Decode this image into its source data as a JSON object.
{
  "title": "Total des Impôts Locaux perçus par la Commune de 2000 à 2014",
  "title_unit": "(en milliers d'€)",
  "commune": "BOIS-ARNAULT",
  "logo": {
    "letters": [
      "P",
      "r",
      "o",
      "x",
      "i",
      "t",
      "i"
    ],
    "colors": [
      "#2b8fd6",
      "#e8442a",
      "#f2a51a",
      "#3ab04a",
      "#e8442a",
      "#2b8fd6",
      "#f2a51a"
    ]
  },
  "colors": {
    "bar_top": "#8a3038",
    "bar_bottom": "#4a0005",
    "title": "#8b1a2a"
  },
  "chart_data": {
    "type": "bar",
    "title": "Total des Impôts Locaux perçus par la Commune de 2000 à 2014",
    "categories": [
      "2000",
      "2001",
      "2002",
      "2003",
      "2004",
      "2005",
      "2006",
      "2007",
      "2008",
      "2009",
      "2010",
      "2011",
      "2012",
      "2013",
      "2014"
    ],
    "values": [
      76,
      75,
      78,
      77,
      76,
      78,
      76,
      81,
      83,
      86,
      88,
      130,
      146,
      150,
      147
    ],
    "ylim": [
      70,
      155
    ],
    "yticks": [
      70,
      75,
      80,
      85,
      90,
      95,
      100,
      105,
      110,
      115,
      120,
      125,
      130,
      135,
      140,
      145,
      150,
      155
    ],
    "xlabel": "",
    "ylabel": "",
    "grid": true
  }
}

_ _ _ _ _ _ _

**SHORT EXERCISE**
Repeat the material from above exactly, word for word.

**WRITTEN SOLUTION**
Decode this image into its source data as a JSON object.
{
  "title": "Total des Impôts Locaux perçus par la Commune de 2000 à 2014",
  "title_unit": "(en milliers d'€)",
  "commune": "BOIS-ARNAULT",
  "logo": {
    "letters": [
      "P",
      "r",
      "o",
      "x",
      "i",
      "t",
      "i"
    ],
    "colors": [
      "#2b8fd6",
      "#e8442a",
      "#f2a51a",
      "#3ab04a",
      "#e8442a",
      "#2b8fd6",
      "#f2a51a"
    ]
  },
  "colors": {
    "bar_top": "#8a3038",
    "bar_bottom": "#4a0005",
    "title": "#8b1a2a"
  },
  "chart_data": {
    "type": "bar",
    "title": "Total des Impôts Locaux perçus par la Commune de 2000 à 2014",
    "categories": [
      "2000",
      "2001",
      "2002",
      "2003",
      "2004",
      "2005",
      "2006",
      "2007",
      "2008",
      "2009",
      "2010",
      "2011",
      "2012",
      "2013",
      "2014"
    ],
    "values": [
      76,
      75,
      78,
      77,
      76,
      78,
      76,
      81,
      83,
      86,
      88,
      130,
      146,
      150,
      147
    ],
    "ylim": [
      70,
      155
    ],
    "yticks": [
      70,
      75,
      80,
      85,
      90,
      95,
      100,
      105,
      110,
      115,
      120,
      125,
      130,
      135,
      140,
      145,
      150,
      155
    ],
    "xlabel": "",
    "ylabel": "",
    "grid": true
  }
}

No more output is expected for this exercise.